◆ Short exercise: Copy every record word for word.

>> Start

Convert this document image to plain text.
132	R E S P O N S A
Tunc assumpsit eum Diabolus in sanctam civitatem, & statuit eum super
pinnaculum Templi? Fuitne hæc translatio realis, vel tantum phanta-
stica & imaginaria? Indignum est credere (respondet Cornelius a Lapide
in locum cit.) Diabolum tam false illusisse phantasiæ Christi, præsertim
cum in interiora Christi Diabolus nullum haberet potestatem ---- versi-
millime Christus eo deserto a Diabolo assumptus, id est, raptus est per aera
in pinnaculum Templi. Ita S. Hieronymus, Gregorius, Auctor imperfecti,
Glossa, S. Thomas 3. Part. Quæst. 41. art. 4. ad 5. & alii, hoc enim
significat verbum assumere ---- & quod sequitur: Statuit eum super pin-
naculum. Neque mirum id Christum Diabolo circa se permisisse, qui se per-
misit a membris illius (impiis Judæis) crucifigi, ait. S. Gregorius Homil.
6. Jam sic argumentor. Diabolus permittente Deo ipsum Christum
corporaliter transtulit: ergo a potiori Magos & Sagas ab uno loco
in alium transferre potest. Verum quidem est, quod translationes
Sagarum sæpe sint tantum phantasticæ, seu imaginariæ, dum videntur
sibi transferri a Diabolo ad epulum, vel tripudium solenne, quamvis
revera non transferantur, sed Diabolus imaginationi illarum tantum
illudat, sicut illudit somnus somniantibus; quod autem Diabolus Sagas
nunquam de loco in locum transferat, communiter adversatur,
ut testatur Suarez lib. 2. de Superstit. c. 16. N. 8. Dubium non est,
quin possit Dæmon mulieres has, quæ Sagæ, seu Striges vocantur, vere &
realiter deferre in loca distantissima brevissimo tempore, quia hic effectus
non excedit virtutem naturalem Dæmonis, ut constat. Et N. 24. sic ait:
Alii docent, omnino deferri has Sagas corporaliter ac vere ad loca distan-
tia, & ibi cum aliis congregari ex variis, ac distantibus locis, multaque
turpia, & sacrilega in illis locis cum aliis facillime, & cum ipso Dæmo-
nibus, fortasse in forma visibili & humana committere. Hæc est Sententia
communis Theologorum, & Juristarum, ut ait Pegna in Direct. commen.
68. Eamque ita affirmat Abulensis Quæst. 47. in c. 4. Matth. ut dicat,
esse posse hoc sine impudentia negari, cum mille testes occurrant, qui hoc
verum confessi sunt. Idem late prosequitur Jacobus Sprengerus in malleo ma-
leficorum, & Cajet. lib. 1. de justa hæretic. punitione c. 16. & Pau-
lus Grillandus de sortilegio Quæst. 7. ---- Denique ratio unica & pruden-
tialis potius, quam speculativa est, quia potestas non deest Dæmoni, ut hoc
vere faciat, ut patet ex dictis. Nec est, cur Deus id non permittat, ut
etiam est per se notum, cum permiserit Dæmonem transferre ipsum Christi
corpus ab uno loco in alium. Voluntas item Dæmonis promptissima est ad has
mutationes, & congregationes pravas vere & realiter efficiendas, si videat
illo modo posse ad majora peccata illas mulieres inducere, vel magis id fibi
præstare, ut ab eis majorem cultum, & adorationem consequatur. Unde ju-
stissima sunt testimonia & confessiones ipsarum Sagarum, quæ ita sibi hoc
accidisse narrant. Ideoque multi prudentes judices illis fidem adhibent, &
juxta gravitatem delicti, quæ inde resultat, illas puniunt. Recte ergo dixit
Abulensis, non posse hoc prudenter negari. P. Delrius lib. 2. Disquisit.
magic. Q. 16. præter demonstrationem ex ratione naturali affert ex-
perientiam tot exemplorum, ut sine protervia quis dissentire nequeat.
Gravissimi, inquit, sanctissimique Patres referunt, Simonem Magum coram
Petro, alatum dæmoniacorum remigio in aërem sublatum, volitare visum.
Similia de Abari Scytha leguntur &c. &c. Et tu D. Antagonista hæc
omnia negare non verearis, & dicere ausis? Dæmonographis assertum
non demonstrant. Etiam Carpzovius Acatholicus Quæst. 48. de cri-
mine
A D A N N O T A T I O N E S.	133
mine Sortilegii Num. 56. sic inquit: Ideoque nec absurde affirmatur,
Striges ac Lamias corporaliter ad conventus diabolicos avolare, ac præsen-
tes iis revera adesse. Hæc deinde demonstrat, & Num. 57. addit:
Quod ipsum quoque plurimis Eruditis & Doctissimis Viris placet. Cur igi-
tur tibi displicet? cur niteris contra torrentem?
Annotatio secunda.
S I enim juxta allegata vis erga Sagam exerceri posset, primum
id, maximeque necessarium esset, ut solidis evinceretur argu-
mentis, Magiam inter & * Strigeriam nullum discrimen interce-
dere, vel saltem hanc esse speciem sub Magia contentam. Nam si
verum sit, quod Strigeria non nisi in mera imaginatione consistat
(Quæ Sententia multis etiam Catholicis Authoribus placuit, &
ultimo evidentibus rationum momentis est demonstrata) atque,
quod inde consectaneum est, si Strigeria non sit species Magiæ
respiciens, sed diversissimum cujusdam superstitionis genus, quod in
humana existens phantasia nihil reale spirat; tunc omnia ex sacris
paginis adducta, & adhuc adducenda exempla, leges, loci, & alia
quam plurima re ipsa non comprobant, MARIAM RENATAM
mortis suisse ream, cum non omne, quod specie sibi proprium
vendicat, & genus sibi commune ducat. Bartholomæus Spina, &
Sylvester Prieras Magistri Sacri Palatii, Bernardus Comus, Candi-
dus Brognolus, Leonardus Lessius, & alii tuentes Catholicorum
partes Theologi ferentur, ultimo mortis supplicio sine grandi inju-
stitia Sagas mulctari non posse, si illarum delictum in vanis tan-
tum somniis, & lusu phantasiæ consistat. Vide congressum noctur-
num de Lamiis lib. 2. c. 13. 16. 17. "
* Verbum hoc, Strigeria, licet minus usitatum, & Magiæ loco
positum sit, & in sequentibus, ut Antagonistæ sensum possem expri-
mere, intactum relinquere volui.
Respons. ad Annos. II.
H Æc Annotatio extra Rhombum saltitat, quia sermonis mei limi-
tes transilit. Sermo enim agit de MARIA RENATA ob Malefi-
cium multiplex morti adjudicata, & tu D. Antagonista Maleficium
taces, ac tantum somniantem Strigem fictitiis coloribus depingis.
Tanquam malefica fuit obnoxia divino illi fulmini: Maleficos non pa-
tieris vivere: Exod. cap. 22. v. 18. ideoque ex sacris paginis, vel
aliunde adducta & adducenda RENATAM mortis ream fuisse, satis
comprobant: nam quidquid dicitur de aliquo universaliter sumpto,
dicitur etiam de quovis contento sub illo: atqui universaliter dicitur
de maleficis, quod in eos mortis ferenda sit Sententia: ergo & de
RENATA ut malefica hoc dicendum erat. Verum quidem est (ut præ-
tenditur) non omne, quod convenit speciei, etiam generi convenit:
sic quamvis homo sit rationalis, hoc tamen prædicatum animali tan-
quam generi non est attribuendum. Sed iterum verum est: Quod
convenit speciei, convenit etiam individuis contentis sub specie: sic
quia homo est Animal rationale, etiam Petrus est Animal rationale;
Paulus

>> End

◆ Result below:
Convert this document image to plain text.
132	R E S P O N S A
Tunc assumpsit eum Diabolus in sanctam civitatem, & statuit eum super
pinnaculum Templi? Fuitne hæc translatio realis, vel tantum phanta-
stica & imaginaria? Indignum est credere (respondet Cornelius a Lapide
in locum cit.) Diabolum tam false illusisse phantasiæ Christi, præsertim
cum in interiora Christi Diabolus nullum haberet potestatem ---- versi-
millime Christus eo deserto a Diabolo assumptus, id est, raptus est per aera
in pinnaculum Templi. Ita S. Hieronymus, Gregorius, Auctor imperfecti,
Glossa, S. Thomas 3. Part. Quæst. 41. art. 4. ad 5. & alii, hoc enim
significat verbum assumere ---- & quod sequitur: Statuit eum super pin-
naculum. Neque mirum id Christum Diabolo circa se permisisse, qui se per-
misit a membris illius (impiis Judæis) crucifigi, ait. S. Gregorius Homil.
6. Jam sic argumentor. Diabolus permittente Deo ipsum Christum
corporaliter transtulit: ergo a potiori Magos & Sagas ab uno loco
in alium transferre potest. Verum quidem est, quod translationes
Sagarum sæpe sint tantum phantasticæ, seu imaginariæ, dum videntur
sibi transferri a Diabolo ad epulum, vel tripudium solenne, quamvis
revera non transferantur, sed Diabolus imaginationi illarum tantum
illudat, sicut illudit somnus somniantibus; quod autem Diabolus Sagas
nunquam de loco in locum transferat, communiter adversatur,
ut testatur Suarez lib. 2. de Superstit. c. 16. N. 8. Dubium non est,
quin possit Dæmon mulieres has, quæ Sagæ, seu Striges vocantur, vere &
realiter deferre in loca distantissima brevissimo tempore, quia hic effectus
non excedit virtutem naturalem Dæmonis, ut constat. Et N. 24. sic ait:
Alii docent, omnino deferri has Sagas corporaliter ac vere ad loca distan-
tia, & ibi cum aliis congregari ex variis, ac distantibus locis, multaque
turpia, & sacrilega in illis locis cum aliis facillime, & cum ipso Dæmo-
nibus, fortasse in forma visibili & humana committere. Hæc est Sententia
communis Theologorum, & Juristarum, ut ait Pegna in Direct. commen.
68. Eamque ita affirmat Abulensis Quæst. 47. in c. 4. Matth. ut dicat,
esse posse hoc sine impudentia negari, cum mille testes occurrant, qui hoc
verum confessi sunt. Idem late prosequitur Jacobus Sprengerus in malleo ma-
leficorum, & Cajet. lib. 1. de justa hæretic. punitione c. 16. & Pau-
lus Grillandus de sortilegio Quæst. 7. ---- Denique ratio unica & pruden-
tialis potius, quam speculativa est, quia potestas non deest Dæmoni, ut hoc
vere faciat, ut patet ex dictis. Nec est, cur Deus id non permittat, ut
etiam est per se notum, cum permiserit Dæmonem transferre ipsum Christi
corpus ab uno loco in alium. Voluntas item Dæmonis promptissima est ad has
mutationes, & congregationes pravas vere & realiter efficiendas, si videat
illo modo posse ad majora peccata illas mulieres inducere, vel magis id fibi
præstare, ut ab eis majorem cultum, & adorationem consequatur. Unde ju-
stissima sunt testimonia & confessiones ipsarum Sagarum, quæ ita sibi hoc
accidisse narrant. Ideoque multi prudentes judices illis fidem adhibent, &
juxta gravitatem delicti, quæ inde resultat, illas puniunt. Recte ergo dixit
Abulensis, non posse hoc prudenter negari. P. Delrius lib. 2. Disquisit.
magic. Q. 16. præter demonstrationem ex ratione naturali affert ex-
perientiam tot exemplorum, ut sine protervia quis dissentire nequeat.
Gravissimi, inquit, sanctissimique Patres referunt, Simonem Magum coram
Petro, alatum dæmoniacorum remigio in aërem sublatum, volitare visum.
Similia de Abari Scytha leguntur &c. &c. Et tu D. Antagonista hæc
omnia negare non verearis, & dicere ausis? Dæmonographis assertum
non demonstrant. Etiam Carpzovius Acatholicus Quæst. 48. de cri-
mine
A D A N N O T A T I O N E S.	133
mine Sortilegii Num. 56. sic inquit: Ideoque nec absurde affirmatur,
Striges ac Lamias corporaliter ad conventus diabolicos avolare, ac præsen-
tes iis revera adesse. Hæc deinde demonstrat, & Num. 57. addit:
Quod ipsum quoque plurimis Eruditis & Doctissimis Viris placet. Cur igi-
tur tibi displicet? cur niteris contra torrentem?
Annotatio secunda.
S I enim juxta allegata vis erga Sagam exerceri posset, primum
id, maximeque necessarium esset, ut solidis evinceretur argu-
mentis, Magiam inter & * Strigeriam nullum discrimen interce-
dere, vel saltem hanc esse speciem sub Magia contentam. Nam si
verum sit, quod Strigeria non nisi in mera imaginatione consistat
(Quæ Sententia multis etiam Catholicis Authoribus placuit, &
ultimo evidentibus rationum momentis est demonstrata) atque,
quod inde consectaneum est, si Strigeria non sit species Magiæ
respiciens, sed diversissimum cujusdam superstitionis genus, quod in
humana existens phantasia nihil reale spirat; tunc omnia ex sacris
paginis adducta, & adhuc adducenda exempla, leges, loci, & alia
quam plurima re ipsa non comprobant, MARIAM RENATAM
mortis suisse ream, cum non omne, quod specie sibi proprium
vendicat, & genus sibi commune ducat. Bartholomæus Spina, &
Sylvester Prieras Magistri Sacri Palatii, Bernardus Comus, Candi-
dus Brognolus, Leonardus Lessius, & alii tuentes Catholicorum
partes Theologi ferentur, ultimo mortis supplicio sine grandi inju-
stitia Sagas mulctari non posse, si illarum delictum in vanis tan-
tum somniis, & lusu phantasiæ consistat. Vide congressum noctur-
num de Lamiis lib. 2. c. 13. 16. 17. "
* Verbum hoc, Strigeria, licet minus usitatum, & Magiæ loco
positum sit, & in sequentibus, ut Antagonistæ sensum possem expri-
mere, intactum relinquere volui.
Respons. ad Annos. II.
H Æc Annotatio extra Rhombum saltitat, quia sermonis mei limi-
tes transilit. Sermo enim agit de MARIA RENATA ob Malefi-
cium multiplex morti adjudicata, & tu D. Antagonista Maleficium
taces, ac tantum somniantem Strigem fictitiis coloribus depingis.
Tanquam malefica fuit obnoxia divino illi fulmini: Maleficos non pa-
tieris vivere: Exod. cap. 22. v. 18. ideoque ex sacris paginis, vel
aliunde adducta & adducenda RENATAM mortis ream fuisse, satis
comprobant: nam quidquid dicitur de aliquo universaliter sumpto,
dicitur etiam de quovis contento sub illo: atqui universaliter dicitur
de maleficis, quod in eos mortis ferenda sit Sententia: ergo & de
RENATA ut malefica hoc dicendum erat. Verum quidem est (ut præ-
tenditur) non omne, quod convenit speciei, etiam generi convenit:
sic quamvis homo sit rationalis, hoc tamen prædicatum animali tan-
quam generi non est attribuendum. Sed iterum verum est: Quod
convenit speciei, convenit etiam individuis contentis sub specie: sic
quia homo est Animal rationale, etiam Petrus est Animal rationale;
Paulus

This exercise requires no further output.